Stored entries:
-----
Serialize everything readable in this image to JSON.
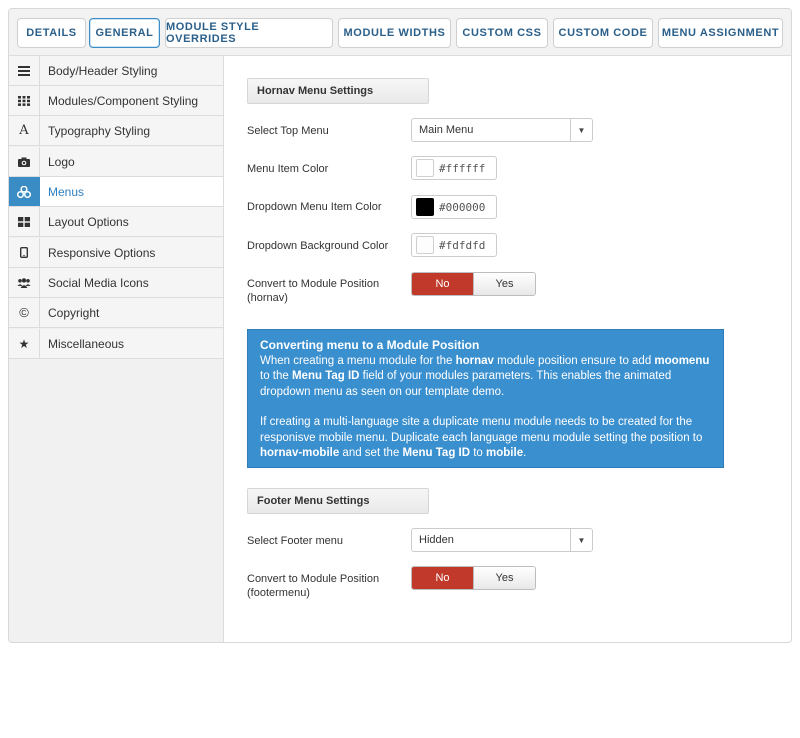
{
  "tabs": [
    {
      "id": "details",
      "label": "Details"
    },
    {
      "id": "general",
      "label": "General"
    },
    {
      "id": "module-style-overrides",
      "label": "Module Style Overrides"
    },
    {
      "id": "module-widths",
      "label": "Module Widths"
    },
    {
      "id": "custom-css",
      "label": "Custom CSS"
    },
    {
      "id": "custom-code",
      "label": "Custom Code"
    },
    {
      "id": "menu-assignment",
      "label": "Menu Assignment"
    }
  ],
  "active_tab": "General",
  "sidebar": {
    "active": "Menus",
    "items": [
      {
        "label": "Body/Header Styling",
        "icon": "bars-icon"
      },
      {
        "label": "Modules/Component Styling",
        "icon": "grid-icon"
      },
      {
        "label": "Typography Styling",
        "icon": "font-icon"
      },
      {
        "label": "Logo",
        "icon": "camera-icon"
      },
      {
        "label": "Menus",
        "icon": "cubes-icon"
      },
      {
        "label": "Layout Options",
        "icon": "layout-icon"
      },
      {
        "label": "Responsive Options",
        "icon": "tablet-icon"
      },
      {
        "label": "Social Media Icons",
        "icon": "users-icon"
      },
      {
        "label": "Copyright",
        "icon": "copyright-icon"
      },
      {
        "label": "Miscellaneous",
        "icon": "star-icon"
      }
    ]
  },
  "hornav": {
    "heading": "Hornav Menu Settings",
    "select_top_menu_label": "Select Top Menu",
    "select_top_menu_value": "Main Menu",
    "menu_item_color_label": "Menu Item Color",
    "menu_item_color": "#ffffff",
    "dropdown_item_color_label": "Dropdown Menu Item Color",
    "dropdown_item_color": "#000000",
    "dropdown_bg_label": "Dropdown Background Color",
    "dropdown_bg_color": "#fdfdfd",
    "convert_label": "Convert to Module Position",
    "convert_sub": "(hornav)",
    "no": "No",
    "yes": "Yes",
    "selected": "No"
  },
  "info": {
    "title": "Converting menu to a Module Position",
    "p1_a": "When creating a menu module for the ",
    "p1_b": "hornav",
    "p1_c": " module position ensure to add ",
    "p1_d": "moomenu",
    "p1_e": " to the ",
    "p1_f": "Menu Tag ID",
    "p1_g": " field of your modules parameters. This enables the animated dropdown menu as seen on our template demo.",
    "p2_a": "If creating a multi-language site a duplicate menu module needs to be created for the responisve mobile menu. Duplicate each language menu module setting the position to ",
    "p2_b": "hornav-mobile",
    "p2_c": " and set the ",
    "p2_d": "Menu Tag ID",
    "p2_e": " to ",
    "p2_f": "mobile",
    "p2_g": "."
  },
  "footer": {
    "heading": "Footer Menu Settings",
    "select_label": "Select Footer menu",
    "select_value": "Hidden",
    "convert_label": "Convert to Module Position",
    "convert_sub": "(footermenu)",
    "no": "No",
    "yes": "Yes",
    "selected": "No"
  },
  "colors": {
    "accent": "#3a8cc4",
    "toggle_active": "#c0392b",
    "info_bg": "#3a8fcf"
  }
}
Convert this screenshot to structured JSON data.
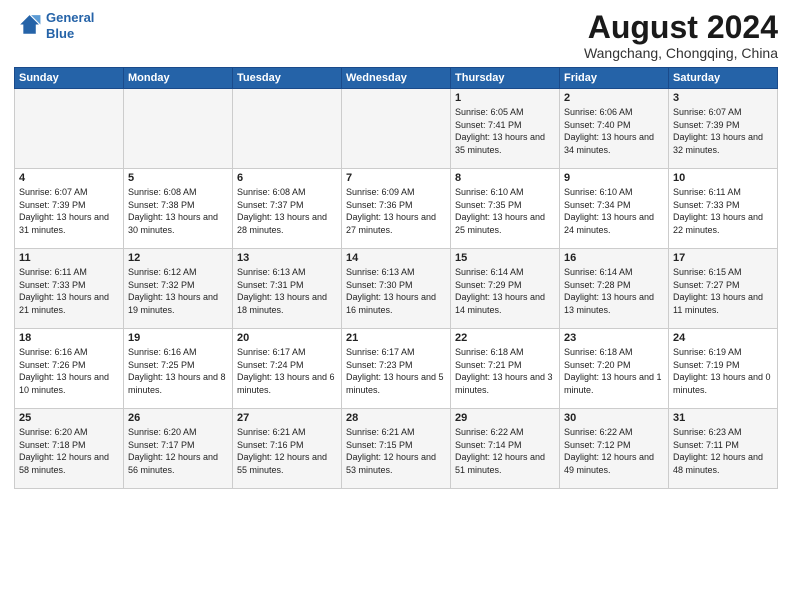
-----
#### Work to be completed:
Quote every record above exactly, omitting any pictures they contain.

#### Answer:
Serialize everything readable in this image to JSON.
{
  "tabs": [
    {
      "id": "details",
      "label": "Details"
    },
    {
      "id": "general",
      "label": "General"
    },
    {
      "id": "module-style-overrides",
      "label": "Module Style Overrides"
    },
    {
      "id": "module-widths",
      "label": "Module Widths"
    },
    {
      "id": "custom-css",
      "label": "Custom CSS"
    },
    {
      "id": "custom-code",
      "label": "Custom Code"
    },
    {
      "id": "menu-assignment",
      "label": "Menu Assignment"
    }
  ],
  "active_tab": "General",
  "sidebar": {
    "active": "Menus",
    "items": [
      {
        "label": "Body/Header Styling",
        "icon": "bars-icon"
      },
      {
        "label": "Modules/Component Styling",
        "icon": "grid-icon"
      },
      {
        "label": "Typography Styling",
        "icon": "font-icon"
      },
      {
        "label": "Logo",
        "icon": "camera-icon"
      },
      {
        "label": "Menus",
        "icon": "cubes-icon"
      },
      {
        "label": "Layout Options",
        "icon": "layout-icon"
      },
      {
        "label": "Responsive Options",
        "icon": "tablet-icon"
      },
      {
        "label": "Social Media Icons",
        "icon": "users-icon"
      },
      {
        "label": "Copyright",
        "icon": "copyright-icon"
      },
      {
        "label": "Miscellaneous",
        "icon": "star-icon"
      }
    ]
  },
  "hornav": {
    "heading": "Hornav Menu Settings",
    "select_top_menu_label": "Select Top Menu",
    "select_top_menu_value": "Main Menu",
    "menu_item_color_label": "Menu Item Color",
    "menu_item_color": "#ffffff",
    "dropdown_item_color_label": "Dropdown Menu Item Color",
    "dropdown_item_color": "#000000",
    "dropdown_bg_label": "Dropdown Background Color",
    "dropdown_bg_color": "#fdfdfd",
    "convert_label": "Convert to Module Position",
    "convert_sub": "(hornav)",
    "no": "No",
    "yes": "Yes",
    "selected": "No"
  },
  "info": {
    "title": "Converting menu to a Module Position",
    "p1_a": "When creating a menu module for the ",
    "p1_b": "hornav",
    "p1_c": " module position ensure to add ",
    "p1_d": "moomenu",
    "p1_e": " to the ",
    "p1_f": "Menu Tag ID",
    "p1_g": " field of your modules parameters. This enables the animated dropdown menu as seen on our template demo.",
    "p2_a": "If creating a multi-language site a duplicate menu module needs to be created for the responisve mobile menu. Duplicate each language menu module setting the position to ",
    "p2_b": "hornav-mobile",
    "p2_c": " and set the ",
    "p2_d": "Menu Tag ID",
    "p2_e": " to ",
    "p2_f": "mobile",
    "p2_g": "."
  },
  "footer": {
    "heading": "Footer Menu Settings",
    "select_label": "Select Footer menu",
    "select_value": "Hidden",
    "convert_label": "Convert to Module Position",
    "convert_sub": "(footermenu)",
    "no": "No",
    "yes": "Yes",
    "selected": "No"
  },
  "colors": {
    "accent": "#3a8cc4",
    "toggle_active": "#c0392b",
    "info_bg": "#3a8fcf"
  }
}
Convert this screenshot to structured JSON data.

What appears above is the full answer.